--- Start ---

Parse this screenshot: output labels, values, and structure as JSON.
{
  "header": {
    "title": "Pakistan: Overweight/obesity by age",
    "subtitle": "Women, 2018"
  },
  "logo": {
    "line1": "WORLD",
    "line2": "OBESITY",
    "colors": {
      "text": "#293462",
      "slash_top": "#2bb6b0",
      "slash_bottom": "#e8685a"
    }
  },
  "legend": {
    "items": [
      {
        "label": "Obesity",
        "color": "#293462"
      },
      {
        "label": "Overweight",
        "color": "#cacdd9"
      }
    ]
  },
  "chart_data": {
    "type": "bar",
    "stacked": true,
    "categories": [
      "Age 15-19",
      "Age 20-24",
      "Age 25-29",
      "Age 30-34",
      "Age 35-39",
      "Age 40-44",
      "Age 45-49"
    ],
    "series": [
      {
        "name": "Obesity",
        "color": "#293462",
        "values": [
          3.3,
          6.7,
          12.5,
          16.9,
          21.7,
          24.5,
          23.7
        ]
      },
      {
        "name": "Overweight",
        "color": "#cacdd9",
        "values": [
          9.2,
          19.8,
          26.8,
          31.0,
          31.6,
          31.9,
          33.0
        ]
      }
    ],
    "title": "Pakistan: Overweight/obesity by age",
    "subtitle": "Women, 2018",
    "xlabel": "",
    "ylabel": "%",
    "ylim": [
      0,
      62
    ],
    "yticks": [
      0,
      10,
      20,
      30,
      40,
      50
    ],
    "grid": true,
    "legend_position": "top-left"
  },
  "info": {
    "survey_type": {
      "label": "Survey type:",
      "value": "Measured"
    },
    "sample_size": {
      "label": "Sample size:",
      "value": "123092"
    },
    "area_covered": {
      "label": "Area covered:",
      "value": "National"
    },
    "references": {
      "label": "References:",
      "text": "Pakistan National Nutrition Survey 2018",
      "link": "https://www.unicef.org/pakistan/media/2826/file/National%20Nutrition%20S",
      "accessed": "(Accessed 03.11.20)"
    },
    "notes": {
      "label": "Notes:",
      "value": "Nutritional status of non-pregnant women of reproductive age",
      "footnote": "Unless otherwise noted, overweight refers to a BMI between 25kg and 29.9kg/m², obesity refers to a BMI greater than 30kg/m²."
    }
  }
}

--- End ---

Repeat the material above exactly.

Parse this screenshot: output labels, values, and structure as JSON.
{
  "header": {
    "title": "Pakistan: Overweight/obesity by age",
    "subtitle": "Women, 2018"
  },
  "logo": {
    "line1": "WORLD",
    "line2": "OBESITY",
    "colors": {
      "text": "#293462",
      "slash_top": "#2bb6b0",
      "slash_bottom": "#e8685a"
    }
  },
  "legend": {
    "items": [
      {
        "label": "Obesity",
        "color": "#293462"
      },
      {
        "label": "Overweight",
        "color": "#cacdd9"
      }
    ]
  },
  "chart_data": {
    "type": "bar",
    "stacked": true,
    "categories": [
      "Age 15-19",
      "Age 20-24",
      "Age 25-29",
      "Age 30-34",
      "Age 35-39",
      "Age 40-44",
      "Age 45-49"
    ],
    "series": [
      {
        "name": "Obesity",
        "color": "#293462",
        "values": [
          3.3,
          6.7,
          12.5,
          16.9,
          21.7,
          24.5,
          23.7
        ]
      },
      {
        "name": "Overweight",
        "color": "#cacdd9",
        "values": [
          9.2,
          19.8,
          26.8,
          31.0,
          31.6,
          31.9,
          33.0
        ]
      }
    ],
    "title": "Pakistan: Overweight/obesity by age",
    "subtitle": "Women, 2018",
    "xlabel": "",
    "ylabel": "%",
    "ylim": [
      0,
      62
    ],
    "yticks": [
      0,
      10,
      20,
      30,
      40,
      50
    ],
    "grid": true,
    "legend_position": "top-left"
  },
  "info": {
    "survey_type": {
      "label": "Survey type:",
      "value": "Measured"
    },
    "sample_size": {
      "label": "Sample size:",
      "value": "123092"
    },
    "area_covered": {
      "label": "Area covered:",
      "value": "National"
    },
    "references": {
      "label": "References:",
      "text": "Pakistan National Nutrition Survey 2018",
      "link": "https://www.unicef.org/pakistan/media/2826/file/National%20Nutrition%20S",
      "accessed": "(Accessed 03.11.20)"
    },
    "notes": {
      "label": "Notes:",
      "value": "Nutritional status of non-pregnant women of reproductive age",
      "footnote": "Unless otherwise noted, overweight refers to a BMI between 25kg and 29.9kg/m², obesity refers to a BMI greater than 30kg/m²."
    }
  }
}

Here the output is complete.